> **SET TASK**: Each line below is to be written out in full, exactly as shown.

Begin DATASET

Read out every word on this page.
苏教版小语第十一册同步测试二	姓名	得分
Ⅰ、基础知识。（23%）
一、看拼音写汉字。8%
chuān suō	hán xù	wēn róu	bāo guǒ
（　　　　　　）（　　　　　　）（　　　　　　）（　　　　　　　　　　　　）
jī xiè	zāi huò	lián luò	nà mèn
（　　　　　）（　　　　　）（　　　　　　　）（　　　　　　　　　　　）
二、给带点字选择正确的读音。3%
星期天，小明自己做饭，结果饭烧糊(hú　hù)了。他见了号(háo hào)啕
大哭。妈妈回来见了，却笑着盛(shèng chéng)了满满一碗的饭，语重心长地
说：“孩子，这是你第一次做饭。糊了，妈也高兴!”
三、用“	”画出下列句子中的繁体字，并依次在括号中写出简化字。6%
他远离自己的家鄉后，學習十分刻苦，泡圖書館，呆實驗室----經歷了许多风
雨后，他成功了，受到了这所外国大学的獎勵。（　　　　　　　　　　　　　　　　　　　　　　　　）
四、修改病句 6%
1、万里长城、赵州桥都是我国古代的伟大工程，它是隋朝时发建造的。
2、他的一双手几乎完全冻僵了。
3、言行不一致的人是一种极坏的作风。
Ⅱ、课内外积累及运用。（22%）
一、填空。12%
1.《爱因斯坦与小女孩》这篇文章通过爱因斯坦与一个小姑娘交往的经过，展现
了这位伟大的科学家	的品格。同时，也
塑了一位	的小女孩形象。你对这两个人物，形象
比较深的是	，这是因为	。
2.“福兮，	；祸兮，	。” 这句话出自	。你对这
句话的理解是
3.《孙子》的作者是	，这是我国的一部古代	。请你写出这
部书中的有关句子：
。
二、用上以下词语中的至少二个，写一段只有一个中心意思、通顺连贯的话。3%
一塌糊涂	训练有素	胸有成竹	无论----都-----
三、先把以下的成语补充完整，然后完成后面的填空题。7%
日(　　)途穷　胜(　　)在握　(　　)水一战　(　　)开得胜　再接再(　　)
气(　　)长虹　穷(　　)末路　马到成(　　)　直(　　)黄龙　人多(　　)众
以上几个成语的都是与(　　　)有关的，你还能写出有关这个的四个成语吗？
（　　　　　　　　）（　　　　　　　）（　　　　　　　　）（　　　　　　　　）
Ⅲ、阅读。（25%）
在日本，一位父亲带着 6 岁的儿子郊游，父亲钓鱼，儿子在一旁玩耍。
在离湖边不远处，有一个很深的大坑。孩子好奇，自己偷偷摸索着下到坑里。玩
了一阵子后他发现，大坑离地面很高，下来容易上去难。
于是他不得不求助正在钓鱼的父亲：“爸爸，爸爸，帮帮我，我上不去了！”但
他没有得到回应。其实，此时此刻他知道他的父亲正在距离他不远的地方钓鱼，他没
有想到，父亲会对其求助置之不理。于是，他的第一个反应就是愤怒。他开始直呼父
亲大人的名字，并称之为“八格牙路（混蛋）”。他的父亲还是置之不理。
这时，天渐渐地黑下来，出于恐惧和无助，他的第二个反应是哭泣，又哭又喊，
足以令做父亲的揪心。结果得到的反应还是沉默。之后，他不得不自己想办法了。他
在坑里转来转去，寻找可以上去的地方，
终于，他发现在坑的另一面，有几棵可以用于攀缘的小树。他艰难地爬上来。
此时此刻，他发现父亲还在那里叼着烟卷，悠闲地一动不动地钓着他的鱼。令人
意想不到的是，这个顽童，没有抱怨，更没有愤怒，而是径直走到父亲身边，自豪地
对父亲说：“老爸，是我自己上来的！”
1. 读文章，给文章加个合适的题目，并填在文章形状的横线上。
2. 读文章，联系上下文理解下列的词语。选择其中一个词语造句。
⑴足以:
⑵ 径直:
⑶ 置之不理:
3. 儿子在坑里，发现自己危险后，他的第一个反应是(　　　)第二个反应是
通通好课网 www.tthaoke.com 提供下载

End DATASET

> **SOLUTION TO THIS EXERCISE**:
Read out every word on this page.
苏教版小语第十一册同步测试二	姓名	得分
Ⅰ、基础知识。（23%）
一、看拼音写汉字。8%
chuān suō	hán xù	wēn róu	bāo guǒ
（　　　　　　）（　　　　　　）（　　　　　　）（　　　　　　　　　　　　）
jī xiè	zāi huò	lián luò	nà mèn
（　　　　　）（　　　　　）（　　　　　　　）（　　　　　　　　　　　）
二、给带点字选择正确的读音。3%
星期天，小明自己做饭，结果饭烧糊(hú　hù)了。他见了号(háo hào)啕
大哭。妈妈回来见了，却笑着盛(shèng chéng)了满满一碗的饭，语重心长地
说：“孩子，这是你第一次做饭。糊了，妈也高兴!”
三、用“	”画出下列句子中的繁体字，并依次在括号中写出简化字。6%
他远离自己的家鄉后，學習十分刻苦，泡圖書館，呆實驗室----經歷了许多风
雨后，他成功了，受到了这所外国大学的獎勵。（　　　　　　　　　　　　　　　　　　　　　　　　）
四、修改病句 6%
1、万里长城、赵州桥都是我国古代的伟大工程，它是隋朝时发建造的。
2、他的一双手几乎完全冻僵了。
3、言行不一致的人是一种极坏的作风。
Ⅱ、课内外积累及运用。（22%）
一、填空。12%
1.《爱因斯坦与小女孩》这篇文章通过爱因斯坦与一个小姑娘交往的经过，展现
了这位伟大的科学家	的品格。同时，也
塑了一位	的小女孩形象。你对这两个人物，形象
比较深的是	，这是因为	。
2.“福兮，	；祸兮，	。” 这句话出自	。你对这
句话的理解是
3.《孙子》的作者是	，这是我国的一部古代	。请你写出这
部书中的有关句子：
。
二、用上以下词语中的至少二个，写一段只有一个中心意思、通顺连贯的话。3%
一塌糊涂	训练有素	胸有成竹	无论----都-----
三、先把以下的成语补充完整，然后完成后面的填空题。7%
日(　　)途穷　胜(　　)在握　(　　)水一战　(　　)开得胜　再接再(　　)
气(　　)长虹　穷(　　)末路　马到成(　　)　直(　　)黄龙　人多(　　)众
以上几个成语的都是与(　　　)有关的，你还能写出有关这个的四个成语吗？
（　　　　　　　　）（　　　　　　　）（　　　　　　　　）（　　　　　　　　）
Ⅲ、阅读。（25%）
在日本，一位父亲带着 6 岁的儿子郊游，父亲钓鱼，儿子在一旁玩耍。
在离湖边不远处，有一个很深的大坑。孩子好奇，自己偷偷摸索着下到坑里。玩
了一阵子后他发现，大坑离地面很高，下来容易上去难。
于是他不得不求助正在钓鱼的父亲：“爸爸，爸爸，帮帮我，我上不去了！”但
他没有得到回应。其实，此时此刻他知道他的父亲正在距离他不远的地方钓鱼，他没
有想到，父亲会对其求助置之不理。于是，他的第一个反应就是愤怒。他开始直呼父
亲大人的名字，并称之为“八格牙路（混蛋）”。他的父亲还是置之不理。
这时，天渐渐地黑下来，出于恐惧和无助，他的第二个反应是哭泣，又哭又喊，
足以令做父亲的揪心。结果得到的反应还是沉默。之后，他不得不自己想办法了。他
在坑里转来转去，寻找可以上去的地方，
终于，他发现在坑的另一面，有几棵可以用于攀缘的小树。他艰难地爬上来。
此时此刻，他发现父亲还在那里叼着烟卷，悠闲地一动不动地钓着他的鱼。令人
意想不到的是，这个顽童，没有抱怨，更没有愤怒，而是径直走到父亲身边，自豪地
对父亲说：“老爸，是我自己上来的！”
1. 读文章，给文章加个合适的题目，并填在文章形状的横线上。
2. 读文章，联系上下文理解下列的词语。选择其中一个词语造句。
⑴足以:
⑵ 径直:
⑶ 置之不理:
3. 儿子在坑里，发现自己危险后，他的第一个反应是(　　　)第二个反应是
通通好课网 www.tthaoke.com 提供下载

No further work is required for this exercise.